Data listing:
* begin *

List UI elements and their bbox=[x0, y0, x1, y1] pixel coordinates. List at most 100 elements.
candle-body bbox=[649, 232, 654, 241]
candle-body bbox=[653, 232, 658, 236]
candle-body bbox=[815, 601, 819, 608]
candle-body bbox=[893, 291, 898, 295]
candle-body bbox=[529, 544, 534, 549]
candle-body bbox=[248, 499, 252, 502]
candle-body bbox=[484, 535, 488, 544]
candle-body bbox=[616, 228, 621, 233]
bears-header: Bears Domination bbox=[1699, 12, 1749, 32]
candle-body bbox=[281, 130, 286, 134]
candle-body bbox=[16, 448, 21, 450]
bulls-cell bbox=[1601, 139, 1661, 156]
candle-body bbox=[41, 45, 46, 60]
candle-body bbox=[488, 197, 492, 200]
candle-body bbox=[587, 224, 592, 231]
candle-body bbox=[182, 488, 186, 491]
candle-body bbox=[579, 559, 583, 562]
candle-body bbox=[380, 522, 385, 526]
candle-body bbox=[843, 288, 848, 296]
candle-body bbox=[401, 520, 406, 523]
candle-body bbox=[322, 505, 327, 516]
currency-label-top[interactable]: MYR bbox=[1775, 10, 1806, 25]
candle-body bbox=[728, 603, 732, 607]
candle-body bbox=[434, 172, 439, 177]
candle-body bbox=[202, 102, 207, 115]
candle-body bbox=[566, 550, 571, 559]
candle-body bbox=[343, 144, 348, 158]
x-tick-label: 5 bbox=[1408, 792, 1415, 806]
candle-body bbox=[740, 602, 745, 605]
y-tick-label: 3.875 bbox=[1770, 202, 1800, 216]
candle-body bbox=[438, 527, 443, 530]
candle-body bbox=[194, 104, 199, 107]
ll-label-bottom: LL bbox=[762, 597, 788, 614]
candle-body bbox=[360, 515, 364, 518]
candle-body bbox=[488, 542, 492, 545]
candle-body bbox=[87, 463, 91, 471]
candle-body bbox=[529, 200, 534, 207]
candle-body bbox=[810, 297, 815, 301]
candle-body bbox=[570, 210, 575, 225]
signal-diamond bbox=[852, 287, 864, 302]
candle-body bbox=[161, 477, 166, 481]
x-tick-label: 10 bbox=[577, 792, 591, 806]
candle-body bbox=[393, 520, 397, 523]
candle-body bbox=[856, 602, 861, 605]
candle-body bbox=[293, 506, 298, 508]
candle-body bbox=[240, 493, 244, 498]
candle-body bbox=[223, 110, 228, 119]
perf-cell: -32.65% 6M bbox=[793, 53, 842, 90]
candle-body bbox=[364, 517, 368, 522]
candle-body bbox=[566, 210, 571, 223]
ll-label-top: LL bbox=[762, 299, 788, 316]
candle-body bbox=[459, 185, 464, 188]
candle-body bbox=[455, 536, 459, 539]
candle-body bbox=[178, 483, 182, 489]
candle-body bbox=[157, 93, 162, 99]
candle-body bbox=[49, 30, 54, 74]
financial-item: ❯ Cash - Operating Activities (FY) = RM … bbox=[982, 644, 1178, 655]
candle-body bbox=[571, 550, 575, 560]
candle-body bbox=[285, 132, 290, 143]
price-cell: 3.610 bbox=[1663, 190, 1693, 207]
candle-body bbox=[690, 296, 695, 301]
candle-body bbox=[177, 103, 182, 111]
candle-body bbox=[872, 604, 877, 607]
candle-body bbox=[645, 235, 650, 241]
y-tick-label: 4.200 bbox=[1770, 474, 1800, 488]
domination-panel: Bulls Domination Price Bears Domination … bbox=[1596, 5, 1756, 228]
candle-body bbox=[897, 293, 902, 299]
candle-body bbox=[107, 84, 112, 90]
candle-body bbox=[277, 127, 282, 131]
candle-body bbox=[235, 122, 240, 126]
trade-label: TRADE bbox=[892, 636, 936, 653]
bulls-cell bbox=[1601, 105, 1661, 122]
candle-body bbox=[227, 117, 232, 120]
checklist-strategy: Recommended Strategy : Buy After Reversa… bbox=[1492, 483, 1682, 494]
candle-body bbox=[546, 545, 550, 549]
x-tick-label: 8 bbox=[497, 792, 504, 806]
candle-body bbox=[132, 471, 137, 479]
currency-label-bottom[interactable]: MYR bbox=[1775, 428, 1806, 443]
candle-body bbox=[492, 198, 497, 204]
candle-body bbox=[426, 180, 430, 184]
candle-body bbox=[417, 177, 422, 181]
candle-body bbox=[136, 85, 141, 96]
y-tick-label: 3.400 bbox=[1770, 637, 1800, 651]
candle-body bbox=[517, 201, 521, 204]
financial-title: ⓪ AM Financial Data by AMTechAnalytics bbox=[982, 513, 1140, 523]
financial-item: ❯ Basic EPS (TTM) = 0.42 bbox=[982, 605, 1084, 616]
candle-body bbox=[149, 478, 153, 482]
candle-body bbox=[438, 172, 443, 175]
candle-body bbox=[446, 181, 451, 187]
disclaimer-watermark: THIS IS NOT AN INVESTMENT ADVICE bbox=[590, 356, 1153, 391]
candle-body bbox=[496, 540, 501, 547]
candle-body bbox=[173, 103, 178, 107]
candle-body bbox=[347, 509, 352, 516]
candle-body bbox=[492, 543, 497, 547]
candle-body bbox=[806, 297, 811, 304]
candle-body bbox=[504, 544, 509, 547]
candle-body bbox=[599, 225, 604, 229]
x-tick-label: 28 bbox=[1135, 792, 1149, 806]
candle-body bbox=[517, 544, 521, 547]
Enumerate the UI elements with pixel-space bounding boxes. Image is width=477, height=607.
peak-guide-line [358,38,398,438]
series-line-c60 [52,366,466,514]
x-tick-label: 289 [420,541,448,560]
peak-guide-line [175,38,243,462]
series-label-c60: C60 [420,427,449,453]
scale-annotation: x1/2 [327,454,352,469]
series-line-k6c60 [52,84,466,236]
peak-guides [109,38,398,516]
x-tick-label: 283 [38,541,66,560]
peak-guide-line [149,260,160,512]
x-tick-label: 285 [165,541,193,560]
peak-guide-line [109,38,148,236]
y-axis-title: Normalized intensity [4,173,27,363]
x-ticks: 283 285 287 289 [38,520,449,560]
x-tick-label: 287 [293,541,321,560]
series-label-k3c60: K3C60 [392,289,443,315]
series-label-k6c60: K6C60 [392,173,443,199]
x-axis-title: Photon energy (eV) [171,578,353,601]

* end *

> Objective: Rewrite the records starting at the first line and ending at the line containing "bulls-cell bbox=[1601, 139, 1661, 156]", swapping "Bears Domination" for "Bear Dominance" and changing nothing else. Return only those lines.

> Correct output:
List UI elements and their bbox=[x0, y0, x1, y1] pixel coordinates. List at most 100 elements.
candle-body bbox=[649, 232, 654, 241]
candle-body bbox=[653, 232, 658, 236]
candle-body bbox=[815, 601, 819, 608]
candle-body bbox=[893, 291, 898, 295]
candle-body bbox=[529, 544, 534, 549]
candle-body bbox=[248, 499, 252, 502]
candle-body bbox=[484, 535, 488, 544]
candle-body bbox=[616, 228, 621, 233]
bears-header: Bear Dominance bbox=[1699, 12, 1749, 32]
candle-body bbox=[281, 130, 286, 134]
candle-body bbox=[16, 448, 21, 450]
bulls-cell bbox=[1601, 139, 1661, 156]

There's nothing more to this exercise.